> **Stored items**:
++++++++
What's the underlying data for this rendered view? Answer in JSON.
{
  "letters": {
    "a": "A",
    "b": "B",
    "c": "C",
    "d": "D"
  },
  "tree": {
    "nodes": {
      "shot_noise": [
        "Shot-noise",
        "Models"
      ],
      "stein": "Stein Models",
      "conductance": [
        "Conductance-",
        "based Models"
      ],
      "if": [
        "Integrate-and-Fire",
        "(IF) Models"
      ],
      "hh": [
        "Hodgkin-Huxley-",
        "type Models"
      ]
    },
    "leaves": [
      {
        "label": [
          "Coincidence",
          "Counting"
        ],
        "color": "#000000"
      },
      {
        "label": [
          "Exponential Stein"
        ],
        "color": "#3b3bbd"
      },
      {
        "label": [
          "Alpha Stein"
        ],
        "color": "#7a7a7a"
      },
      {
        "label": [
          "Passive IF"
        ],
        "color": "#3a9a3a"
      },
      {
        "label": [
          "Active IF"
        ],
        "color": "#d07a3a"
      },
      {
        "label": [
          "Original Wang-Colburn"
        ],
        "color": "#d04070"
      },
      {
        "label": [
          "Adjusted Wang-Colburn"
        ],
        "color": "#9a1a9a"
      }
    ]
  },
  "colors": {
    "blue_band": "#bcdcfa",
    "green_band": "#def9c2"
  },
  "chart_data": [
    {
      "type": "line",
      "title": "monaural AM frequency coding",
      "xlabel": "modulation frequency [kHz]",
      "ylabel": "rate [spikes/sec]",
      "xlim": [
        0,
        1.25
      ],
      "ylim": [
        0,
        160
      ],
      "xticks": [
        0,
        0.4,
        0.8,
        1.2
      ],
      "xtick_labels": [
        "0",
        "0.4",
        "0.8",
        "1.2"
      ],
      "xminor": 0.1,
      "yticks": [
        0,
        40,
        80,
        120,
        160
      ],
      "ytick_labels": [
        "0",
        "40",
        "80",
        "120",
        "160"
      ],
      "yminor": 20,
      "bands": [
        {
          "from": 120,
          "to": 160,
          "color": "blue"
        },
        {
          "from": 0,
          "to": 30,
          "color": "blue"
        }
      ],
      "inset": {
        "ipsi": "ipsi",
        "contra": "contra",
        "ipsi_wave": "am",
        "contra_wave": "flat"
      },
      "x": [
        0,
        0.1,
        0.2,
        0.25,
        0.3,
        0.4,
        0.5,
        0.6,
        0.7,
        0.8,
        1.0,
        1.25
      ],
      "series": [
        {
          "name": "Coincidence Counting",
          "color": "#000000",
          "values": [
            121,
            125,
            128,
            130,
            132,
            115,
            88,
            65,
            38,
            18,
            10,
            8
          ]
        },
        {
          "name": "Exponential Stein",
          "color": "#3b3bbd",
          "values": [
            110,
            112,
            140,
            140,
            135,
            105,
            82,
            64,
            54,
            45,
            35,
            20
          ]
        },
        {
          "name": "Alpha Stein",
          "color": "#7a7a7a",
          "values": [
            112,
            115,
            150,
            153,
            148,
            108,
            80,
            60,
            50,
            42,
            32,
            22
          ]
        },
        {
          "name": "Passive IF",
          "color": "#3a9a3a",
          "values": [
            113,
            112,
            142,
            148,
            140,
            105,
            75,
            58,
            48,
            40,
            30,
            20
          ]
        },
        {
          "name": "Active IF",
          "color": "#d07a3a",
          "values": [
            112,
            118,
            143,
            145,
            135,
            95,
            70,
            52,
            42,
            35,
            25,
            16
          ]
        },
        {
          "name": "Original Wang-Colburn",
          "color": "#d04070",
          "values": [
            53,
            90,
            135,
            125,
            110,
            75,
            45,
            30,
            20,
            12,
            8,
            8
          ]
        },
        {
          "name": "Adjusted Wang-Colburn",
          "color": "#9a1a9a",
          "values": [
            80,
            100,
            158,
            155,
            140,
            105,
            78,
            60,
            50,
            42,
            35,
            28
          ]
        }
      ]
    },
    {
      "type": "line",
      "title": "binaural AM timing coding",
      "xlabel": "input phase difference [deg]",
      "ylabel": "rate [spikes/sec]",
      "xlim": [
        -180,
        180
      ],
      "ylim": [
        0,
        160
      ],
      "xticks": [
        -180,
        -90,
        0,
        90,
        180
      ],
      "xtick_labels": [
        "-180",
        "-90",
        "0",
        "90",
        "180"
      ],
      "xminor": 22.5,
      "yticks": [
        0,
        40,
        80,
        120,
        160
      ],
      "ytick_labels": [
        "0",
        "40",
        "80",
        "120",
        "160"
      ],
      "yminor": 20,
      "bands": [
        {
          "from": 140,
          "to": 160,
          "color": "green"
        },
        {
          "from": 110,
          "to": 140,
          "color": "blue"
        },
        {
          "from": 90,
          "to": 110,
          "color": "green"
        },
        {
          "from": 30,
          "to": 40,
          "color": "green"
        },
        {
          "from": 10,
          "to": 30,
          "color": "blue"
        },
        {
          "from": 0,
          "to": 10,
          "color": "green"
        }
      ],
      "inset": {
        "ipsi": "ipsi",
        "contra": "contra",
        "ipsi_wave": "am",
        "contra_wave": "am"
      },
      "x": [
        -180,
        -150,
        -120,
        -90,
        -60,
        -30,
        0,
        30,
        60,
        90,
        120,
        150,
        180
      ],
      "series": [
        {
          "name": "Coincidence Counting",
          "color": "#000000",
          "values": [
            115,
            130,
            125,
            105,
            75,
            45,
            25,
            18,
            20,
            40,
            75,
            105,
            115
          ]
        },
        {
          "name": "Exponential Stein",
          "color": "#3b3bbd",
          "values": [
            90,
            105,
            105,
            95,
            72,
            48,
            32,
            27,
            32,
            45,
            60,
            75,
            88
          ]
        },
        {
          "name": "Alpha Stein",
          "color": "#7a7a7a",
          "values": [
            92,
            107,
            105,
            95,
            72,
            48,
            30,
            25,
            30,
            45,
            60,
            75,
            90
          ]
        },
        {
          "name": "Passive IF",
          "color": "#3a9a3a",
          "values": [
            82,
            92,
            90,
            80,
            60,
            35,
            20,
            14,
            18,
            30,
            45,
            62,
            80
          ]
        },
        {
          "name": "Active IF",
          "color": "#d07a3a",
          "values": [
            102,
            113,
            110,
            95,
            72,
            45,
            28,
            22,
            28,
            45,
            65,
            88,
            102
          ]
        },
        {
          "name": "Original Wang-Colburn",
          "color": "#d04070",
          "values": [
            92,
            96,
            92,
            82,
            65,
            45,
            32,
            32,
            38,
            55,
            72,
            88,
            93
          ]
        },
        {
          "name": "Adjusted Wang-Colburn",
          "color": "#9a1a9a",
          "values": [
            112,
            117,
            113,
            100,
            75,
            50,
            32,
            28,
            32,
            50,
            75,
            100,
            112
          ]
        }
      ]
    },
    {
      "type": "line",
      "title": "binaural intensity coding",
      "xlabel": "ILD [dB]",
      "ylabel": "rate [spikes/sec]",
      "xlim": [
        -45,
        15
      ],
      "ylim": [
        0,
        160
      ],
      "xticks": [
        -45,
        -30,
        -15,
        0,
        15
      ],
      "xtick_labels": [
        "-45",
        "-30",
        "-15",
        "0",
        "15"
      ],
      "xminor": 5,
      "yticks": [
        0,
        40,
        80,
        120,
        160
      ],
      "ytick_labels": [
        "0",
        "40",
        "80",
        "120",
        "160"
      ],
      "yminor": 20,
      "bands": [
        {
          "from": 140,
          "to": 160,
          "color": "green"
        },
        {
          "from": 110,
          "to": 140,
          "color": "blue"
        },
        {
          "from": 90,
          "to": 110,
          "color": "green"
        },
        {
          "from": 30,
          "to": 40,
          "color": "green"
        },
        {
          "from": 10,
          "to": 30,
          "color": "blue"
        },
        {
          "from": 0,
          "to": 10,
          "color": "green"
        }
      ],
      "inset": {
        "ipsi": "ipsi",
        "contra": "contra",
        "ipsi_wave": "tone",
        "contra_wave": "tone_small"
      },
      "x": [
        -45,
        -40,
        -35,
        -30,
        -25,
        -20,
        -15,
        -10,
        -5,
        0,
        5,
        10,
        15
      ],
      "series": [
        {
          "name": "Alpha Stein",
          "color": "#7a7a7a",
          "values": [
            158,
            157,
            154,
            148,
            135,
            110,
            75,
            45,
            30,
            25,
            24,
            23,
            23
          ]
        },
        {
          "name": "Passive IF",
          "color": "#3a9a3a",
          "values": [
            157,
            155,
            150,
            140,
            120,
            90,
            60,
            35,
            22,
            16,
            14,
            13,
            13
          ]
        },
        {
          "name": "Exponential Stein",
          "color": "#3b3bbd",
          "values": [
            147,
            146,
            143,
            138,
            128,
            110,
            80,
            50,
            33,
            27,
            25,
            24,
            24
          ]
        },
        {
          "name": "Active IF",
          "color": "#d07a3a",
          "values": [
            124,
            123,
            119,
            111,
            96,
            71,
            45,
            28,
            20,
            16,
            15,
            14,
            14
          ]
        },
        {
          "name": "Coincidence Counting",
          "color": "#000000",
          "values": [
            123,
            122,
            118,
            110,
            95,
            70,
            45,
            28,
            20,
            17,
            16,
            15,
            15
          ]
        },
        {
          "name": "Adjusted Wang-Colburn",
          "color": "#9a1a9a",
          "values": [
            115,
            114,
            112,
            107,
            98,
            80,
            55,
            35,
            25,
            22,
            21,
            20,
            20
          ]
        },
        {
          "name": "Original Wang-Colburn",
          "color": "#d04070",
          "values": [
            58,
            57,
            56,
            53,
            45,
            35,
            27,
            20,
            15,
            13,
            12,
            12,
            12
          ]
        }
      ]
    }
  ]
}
++++++++
> **EXERCISE INSTRUCTIONS**:
Find all lines holding the string "coding" and copy them.

> **RESPONSE FOR THIS EXERCISE**:
      "title": "monaural AM frequency coding",
      "title": "binaural AM timing coding",
      "title": "binaural intensity coding",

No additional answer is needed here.